> **Exercise brief**:
Could you write out the material below verbatim, from its first line through the line that contains "windows-logo-icon bbox=[15, 739, 33, 757]", with both of those lines included?

> **Supplied entries**:
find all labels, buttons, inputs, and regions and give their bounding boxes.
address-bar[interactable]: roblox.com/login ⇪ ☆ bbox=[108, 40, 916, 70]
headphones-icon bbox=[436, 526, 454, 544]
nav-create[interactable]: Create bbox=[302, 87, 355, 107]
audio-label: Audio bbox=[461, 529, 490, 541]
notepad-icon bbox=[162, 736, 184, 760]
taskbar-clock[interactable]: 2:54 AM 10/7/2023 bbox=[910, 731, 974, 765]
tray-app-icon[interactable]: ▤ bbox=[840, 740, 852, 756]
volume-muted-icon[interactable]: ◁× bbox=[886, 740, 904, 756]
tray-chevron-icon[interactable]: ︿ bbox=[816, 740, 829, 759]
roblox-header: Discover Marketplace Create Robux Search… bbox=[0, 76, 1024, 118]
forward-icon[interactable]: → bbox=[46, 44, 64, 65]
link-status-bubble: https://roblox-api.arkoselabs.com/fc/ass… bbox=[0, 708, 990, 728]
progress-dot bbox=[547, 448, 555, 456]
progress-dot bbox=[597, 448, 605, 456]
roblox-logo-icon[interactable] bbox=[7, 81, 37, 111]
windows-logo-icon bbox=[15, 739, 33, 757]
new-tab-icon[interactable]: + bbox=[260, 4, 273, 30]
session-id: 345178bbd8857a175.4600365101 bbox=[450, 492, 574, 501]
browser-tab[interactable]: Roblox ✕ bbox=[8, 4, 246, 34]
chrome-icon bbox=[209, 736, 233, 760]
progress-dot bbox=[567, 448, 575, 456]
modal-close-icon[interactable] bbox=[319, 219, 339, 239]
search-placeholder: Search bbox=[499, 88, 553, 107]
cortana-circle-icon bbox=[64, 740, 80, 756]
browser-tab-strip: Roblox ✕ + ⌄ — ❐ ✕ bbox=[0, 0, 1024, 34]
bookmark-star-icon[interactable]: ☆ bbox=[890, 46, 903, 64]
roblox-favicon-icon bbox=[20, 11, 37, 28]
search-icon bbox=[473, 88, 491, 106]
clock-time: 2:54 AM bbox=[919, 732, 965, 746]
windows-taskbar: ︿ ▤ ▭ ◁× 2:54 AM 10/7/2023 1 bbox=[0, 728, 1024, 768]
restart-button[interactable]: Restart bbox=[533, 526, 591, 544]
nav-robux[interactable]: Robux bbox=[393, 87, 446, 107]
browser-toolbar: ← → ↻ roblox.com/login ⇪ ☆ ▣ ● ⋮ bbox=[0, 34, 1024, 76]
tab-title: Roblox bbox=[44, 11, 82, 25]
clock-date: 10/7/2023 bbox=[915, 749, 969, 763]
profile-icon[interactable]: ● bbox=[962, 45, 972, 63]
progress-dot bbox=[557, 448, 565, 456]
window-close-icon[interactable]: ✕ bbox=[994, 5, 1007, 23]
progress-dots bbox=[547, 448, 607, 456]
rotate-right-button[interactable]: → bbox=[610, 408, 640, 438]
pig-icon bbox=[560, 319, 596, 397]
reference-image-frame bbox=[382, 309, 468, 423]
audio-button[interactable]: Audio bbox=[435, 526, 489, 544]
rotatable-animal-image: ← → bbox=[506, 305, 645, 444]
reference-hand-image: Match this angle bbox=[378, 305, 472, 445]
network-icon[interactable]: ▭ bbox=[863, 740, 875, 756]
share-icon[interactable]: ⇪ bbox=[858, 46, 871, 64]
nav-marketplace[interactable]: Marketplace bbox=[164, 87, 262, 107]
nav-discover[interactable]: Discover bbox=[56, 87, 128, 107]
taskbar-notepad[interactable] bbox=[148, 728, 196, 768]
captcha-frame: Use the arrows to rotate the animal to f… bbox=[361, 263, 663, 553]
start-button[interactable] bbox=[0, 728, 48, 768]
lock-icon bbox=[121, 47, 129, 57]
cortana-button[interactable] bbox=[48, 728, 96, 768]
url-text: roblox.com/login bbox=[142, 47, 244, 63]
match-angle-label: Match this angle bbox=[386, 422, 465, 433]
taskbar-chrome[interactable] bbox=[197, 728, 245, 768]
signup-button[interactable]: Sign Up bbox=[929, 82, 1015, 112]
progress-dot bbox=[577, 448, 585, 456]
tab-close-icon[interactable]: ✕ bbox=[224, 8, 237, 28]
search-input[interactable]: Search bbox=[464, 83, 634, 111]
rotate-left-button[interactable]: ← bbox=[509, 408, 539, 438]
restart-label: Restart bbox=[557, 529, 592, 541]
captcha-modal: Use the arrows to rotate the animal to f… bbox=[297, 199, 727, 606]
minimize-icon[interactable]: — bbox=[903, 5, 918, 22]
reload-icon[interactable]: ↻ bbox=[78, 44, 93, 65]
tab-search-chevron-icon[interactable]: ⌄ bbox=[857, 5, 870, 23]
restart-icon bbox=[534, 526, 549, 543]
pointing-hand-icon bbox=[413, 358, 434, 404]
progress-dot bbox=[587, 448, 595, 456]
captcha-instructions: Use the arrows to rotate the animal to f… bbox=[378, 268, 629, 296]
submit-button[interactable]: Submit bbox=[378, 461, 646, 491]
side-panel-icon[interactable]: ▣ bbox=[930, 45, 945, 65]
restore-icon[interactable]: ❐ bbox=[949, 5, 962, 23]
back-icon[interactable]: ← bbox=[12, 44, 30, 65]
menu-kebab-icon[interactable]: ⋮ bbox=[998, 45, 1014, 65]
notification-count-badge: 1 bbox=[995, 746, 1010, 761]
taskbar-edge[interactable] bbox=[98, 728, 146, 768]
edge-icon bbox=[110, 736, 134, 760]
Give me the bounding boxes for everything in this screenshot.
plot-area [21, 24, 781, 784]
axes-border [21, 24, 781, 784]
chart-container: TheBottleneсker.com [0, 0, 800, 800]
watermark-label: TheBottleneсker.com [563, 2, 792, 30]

> **Result**:
find all labels, buttons, inputs, and regions and give their bounding boxes.
address-bar[interactable]: roblox.com/login ⇪ ☆ bbox=[108, 40, 916, 70]
headphones-icon bbox=[436, 526, 454, 544]
nav-create[interactable]: Create bbox=[302, 87, 355, 107]
audio-label: Audio bbox=[461, 529, 490, 541]
notepad-icon bbox=[162, 736, 184, 760]
taskbar-clock[interactable]: 2:54 AM 10/7/2023 bbox=[910, 731, 974, 765]
tray-app-icon[interactable]: ▤ bbox=[840, 740, 852, 756]
volume-muted-icon[interactable]: ◁× bbox=[886, 740, 904, 756]
tray-chevron-icon[interactable]: ︿ bbox=[816, 740, 829, 759]
roblox-header: Discover Marketplace Create Robux Search… bbox=[0, 76, 1024, 118]
forward-icon[interactable]: → bbox=[46, 44, 64, 65]
link-status-bubble: https://roblox-api.arkoselabs.com/fc/ass… bbox=[0, 708, 990, 728]
progress-dot bbox=[547, 448, 555, 456]
progress-dot bbox=[597, 448, 605, 456]
roblox-logo-icon[interactable] bbox=[7, 81, 37, 111]
windows-logo-icon bbox=[15, 739, 33, 757]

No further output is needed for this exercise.